Dataset listings of figures
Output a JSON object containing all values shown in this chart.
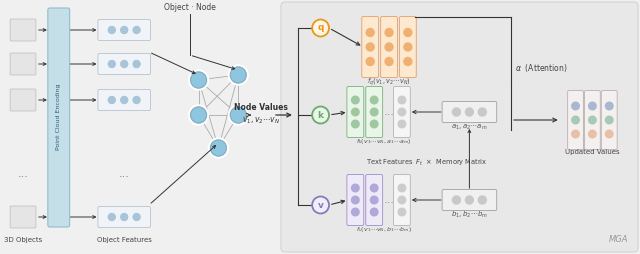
{
  "bg_color": "#f0f0f0",
  "right_bg": "#e8e8e8",
  "pce_color": "#c5dfe8",
  "node_blue": "#8ec6e0",
  "node_outline": "#aaaaaa",
  "arrow_color": "#333333",
  "q_color": "#e8971e",
  "q_fill": "#fef5e4",
  "k_color": "#6aaa6a",
  "k_fill": "#eaf5ea",
  "v_color": "#8878c0",
  "v_fill": "#f0eef8",
  "q_dot": "#f0b070",
  "k_dot": "#a0c8a0",
  "v_dot": "#b0a8d8",
  "mem_dot": "#c8c8c8",
  "upd_dot1": "#e8c0a8",
  "upd_dot2": "#a8c8b8",
  "upd_dot3": "#a8b8d0",
  "feat_fill": "#f0f4f8",
  "feat_dot": "#a8c4d8",
  "label_3d": "3D Objects",
  "label_obj": "Object Features",
  "label_pce": "Point Cloud Encoding",
  "label_on": "Object · Node",
  "label_nv": "Node Values",
  "label_nv2": "$v_1, v_2 \\cdots v_N$",
  "label_fq": "$f_q(v_1, v_2\\cdots v_N)$",
  "label_fk": "$f_k(v_1\\cdots v_N, a_1\\cdots a_m)$",
  "label_fv": "$f_v(v_1\\cdots v_N, b_1\\cdots b_m)$",
  "label_am": "$a_1, a_2\\cdots a_m$",
  "label_bm": "$b_1, b_2\\cdots b_m$",
  "label_tf": "Text Features  $F_t$  $\\times$  Memory Matrix",
  "label_alpha": "$\\alpha$  (Attention)",
  "label_uv": "Updated Values",
  "label_mga": "MGA"
}
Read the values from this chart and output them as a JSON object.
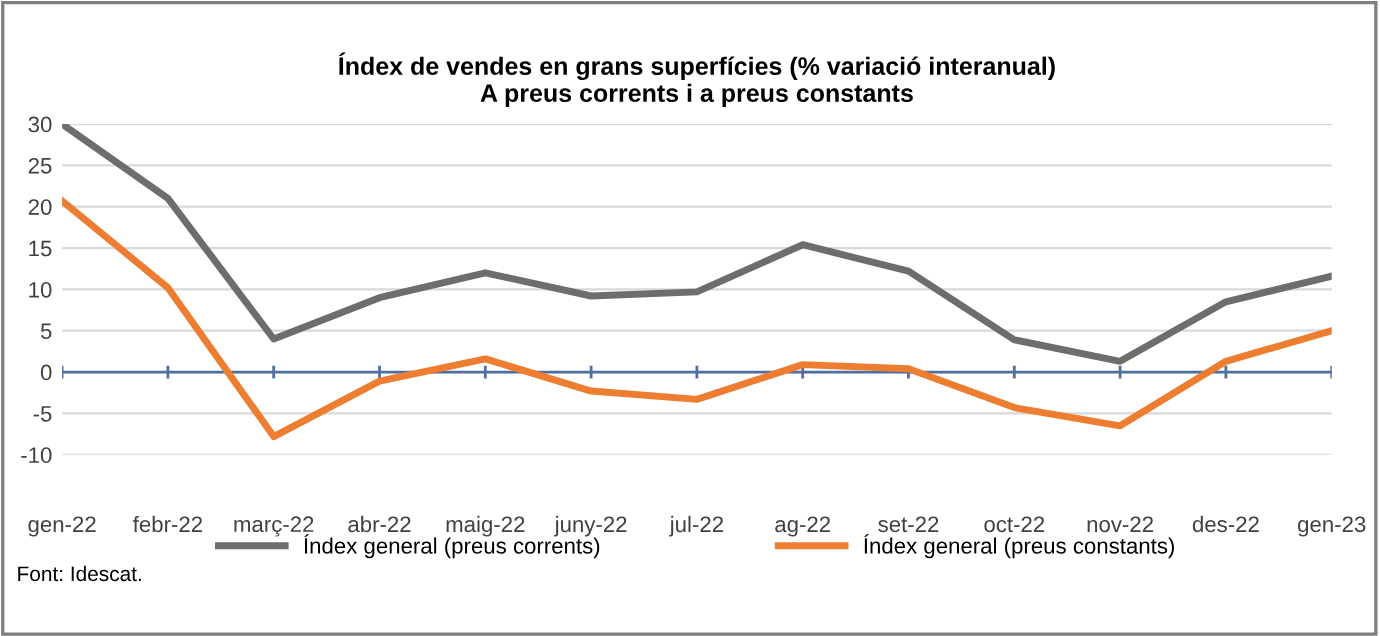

▶ [PROBLEM REQUIREMENTS]
Repeat the data exactly, without the pictures.

▶ [TASK OUTPUT]
Output a JSON object containing all values shown in this chart.
{
  "bg_color": "#f0f0f0",
  "right_bg": "#e8e8e8",
  "pce_color": "#c5dfe8",
  "node_blue": "#8ec6e0",
  "node_outline": "#aaaaaa",
  "arrow_color": "#333333",
  "q_color": "#e8971e",
  "q_fill": "#fef5e4",
  "k_color": "#6aaa6a",
  "k_fill": "#eaf5ea",
  "v_color": "#8878c0",
  "v_fill": "#f0eef8",
  "q_dot": "#f0b070",
  "k_dot": "#a0c8a0",
  "v_dot": "#b0a8d8",
  "mem_dot": "#c8c8c8",
  "upd_dot1": "#e8c0a8",
  "upd_dot2": "#a8c8b8",
  "upd_dot3": "#a8b8d0",
  "feat_fill": "#f0f4f8",
  "feat_dot": "#a8c4d8",
  "label_3d": "3D Objects",
  "label_obj": "Object Features",
  "label_pce": "Point Cloud Encoding",
  "label_on": "Object · Node",
  "label_nv": "Node Values",
  "label_nv2": "$v_1, v_2 \\cdots v_N$",
  "label_fq": "$f_q(v_1, v_2\\cdots v_N)$",
  "label_fk": "$f_k(v_1\\cdots v_N, a_1\\cdots a_m)$",
  "label_fv": "$f_v(v_1\\cdots v_N, b_1\\cdots b_m)$",
  "label_am": "$a_1, a_2\\cdots a_m$",
  "label_bm": "$b_1, b_2\\cdots b_m$",
  "label_tf": "Text Features  $F_t$  $\\times$  Memory Matrix",
  "label_alpha": "$\\alpha$  (Attention)",
  "label_uv": "Updated Values",
  "label_mga": "MGA"
}
Read the values from this chart and output them as a JSON object.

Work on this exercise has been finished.